Data for processing:

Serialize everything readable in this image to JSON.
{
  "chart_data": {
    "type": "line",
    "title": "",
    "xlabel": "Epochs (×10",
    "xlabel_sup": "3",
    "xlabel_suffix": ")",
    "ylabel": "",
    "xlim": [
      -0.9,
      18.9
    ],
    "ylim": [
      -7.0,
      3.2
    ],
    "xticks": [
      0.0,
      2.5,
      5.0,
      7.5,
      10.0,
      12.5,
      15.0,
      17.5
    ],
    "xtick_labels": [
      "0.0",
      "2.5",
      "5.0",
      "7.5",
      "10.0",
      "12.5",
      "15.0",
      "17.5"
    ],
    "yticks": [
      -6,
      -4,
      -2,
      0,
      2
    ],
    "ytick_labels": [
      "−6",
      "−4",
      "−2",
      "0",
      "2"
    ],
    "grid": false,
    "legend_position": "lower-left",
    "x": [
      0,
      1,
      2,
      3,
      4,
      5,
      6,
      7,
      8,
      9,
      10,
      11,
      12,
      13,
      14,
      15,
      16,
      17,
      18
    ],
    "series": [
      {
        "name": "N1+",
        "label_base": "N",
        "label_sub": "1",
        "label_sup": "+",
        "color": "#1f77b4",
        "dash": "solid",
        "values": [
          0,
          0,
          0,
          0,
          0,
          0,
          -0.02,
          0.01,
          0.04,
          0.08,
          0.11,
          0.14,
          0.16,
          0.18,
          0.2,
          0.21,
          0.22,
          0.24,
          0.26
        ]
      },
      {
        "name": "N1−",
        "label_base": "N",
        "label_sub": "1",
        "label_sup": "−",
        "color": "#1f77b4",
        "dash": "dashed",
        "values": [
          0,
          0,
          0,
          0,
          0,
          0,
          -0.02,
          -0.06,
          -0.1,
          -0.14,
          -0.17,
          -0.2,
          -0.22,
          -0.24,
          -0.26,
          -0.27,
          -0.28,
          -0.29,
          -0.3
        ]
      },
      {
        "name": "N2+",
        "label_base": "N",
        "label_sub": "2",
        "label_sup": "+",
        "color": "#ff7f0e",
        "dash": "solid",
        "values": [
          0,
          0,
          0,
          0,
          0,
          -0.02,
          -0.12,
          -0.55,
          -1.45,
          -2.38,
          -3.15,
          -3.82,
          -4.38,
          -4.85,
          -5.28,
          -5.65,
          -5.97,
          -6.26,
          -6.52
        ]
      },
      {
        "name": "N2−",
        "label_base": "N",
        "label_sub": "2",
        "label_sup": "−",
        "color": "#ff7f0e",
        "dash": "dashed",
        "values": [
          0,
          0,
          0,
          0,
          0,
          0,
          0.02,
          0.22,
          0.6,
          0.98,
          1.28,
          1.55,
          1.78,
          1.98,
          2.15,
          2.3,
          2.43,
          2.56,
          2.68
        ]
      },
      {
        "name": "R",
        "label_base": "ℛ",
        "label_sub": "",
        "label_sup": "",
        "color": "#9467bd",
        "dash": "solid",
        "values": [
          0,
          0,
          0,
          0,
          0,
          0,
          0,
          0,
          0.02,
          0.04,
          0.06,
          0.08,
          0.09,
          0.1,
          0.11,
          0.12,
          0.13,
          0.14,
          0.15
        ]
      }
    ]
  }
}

Objective:
Restate every line of the data word for word.

Written reply:
Serialize everything readable in this image to JSON.
{
  "chart_data": {
    "type": "line",
    "title": "",
    "xlabel": "Epochs (×10",
    "xlabel_sup": "3",
    "xlabel_suffix": ")",
    "ylabel": "",
    "xlim": [
      -0.9,
      18.9
    ],
    "ylim": [
      -7.0,
      3.2
    ],
    "xticks": [
      0.0,
      2.5,
      5.0,
      7.5,
      10.0,
      12.5,
      15.0,
      17.5
    ],
    "xtick_labels": [
      "0.0",
      "2.5",
      "5.0",
      "7.5",
      "10.0",
      "12.5",
      "15.0",
      "17.5"
    ],
    "yticks": [
      -6,
      -4,
      -2,
      0,
      2
    ],
    "ytick_labels": [
      "−6",
      "−4",
      "−2",
      "0",
      "2"
    ],
    "grid": false,
    "legend_position": "lower-left",
    "x": [
      0,
      1,
      2,
      3,
      4,
      5,
      6,
      7,
      8,
      9,
      10,
      11,
      12,
      13,
      14,
      15,
      16,
      17,
      18
    ],
    "series": [
      {
        "name": "N1+",
        "label_base": "N",
        "label_sub": "1",
        "label_sup": "+",
        "color": "#1f77b4",
        "dash": "solid",
        "values": [
          0,
          0,
          0,
          0,
          0,
          0,
          -0.02,
          0.01,
          0.04,
          0.08,
          0.11,
          0.14,
          0.16,
          0.18,
          0.2,
          0.21,
          0.22,
          0.24,
          0.26
        ]
      },
      {
        "name": "N1−",
        "label_base": "N",
        "label_sub": "1",
        "label_sup": "−",
        "color": "#1f77b4",
        "dash": "dashed",
        "values": [
          0,
          0,
          0,
          0,
          0,
          0,
          -0.02,
          -0.06,
          -0.1,
          -0.14,
          -0.17,
          -0.2,
          -0.22,
          -0.24,
          -0.26,
          -0.27,
          -0.28,
          -0.29,
          -0.3
        ]
      },
      {
        "name": "N2+",
        "label_base": "N",
        "label_sub": "2",
        "label_sup": "+",
        "color": "#ff7f0e",
        "dash": "solid",
        "values": [
          0,
          0,
          0,
          0,
          0,
          -0.02,
          -0.12,
          -0.55,
          -1.45,
          -2.38,
          -3.15,
          -3.82,
          -4.38,
          -4.85,
          -5.28,
          -5.65,
          -5.97,
          -6.26,
          -6.52
        ]
      },
      {
        "name": "N2−",
        "label_base": "N",
        "label_sub": "2",
        "label_sup": "−",
        "color": "#ff7f0e",
        "dash": "dashed",
        "values": [
          0,
          0,
          0,
          0,
          0,
          0,
          0.02,
          0.22,
          0.6,
          0.98,
          1.28,
          1.55,
          1.78,
          1.98,
          2.15,
          2.3,
          2.43,
          2.56,
          2.68
        ]
      },
      {
        "name": "R",
        "label_base": "ℛ",
        "label_sub": "",
        "label_sup": "",
        "color": "#9467bd",
        "dash": "solid",
        "values": [
          0,
          0,
          0,
          0,
          0,
          0,
          0,
          0,
          0.02,
          0.04,
          0.06,
          0.08,
          0.09,
          0.1,
          0.11,
          0.12,
          0.13,
          0.14,
          0.15
        ]
      }
    ]
  }
}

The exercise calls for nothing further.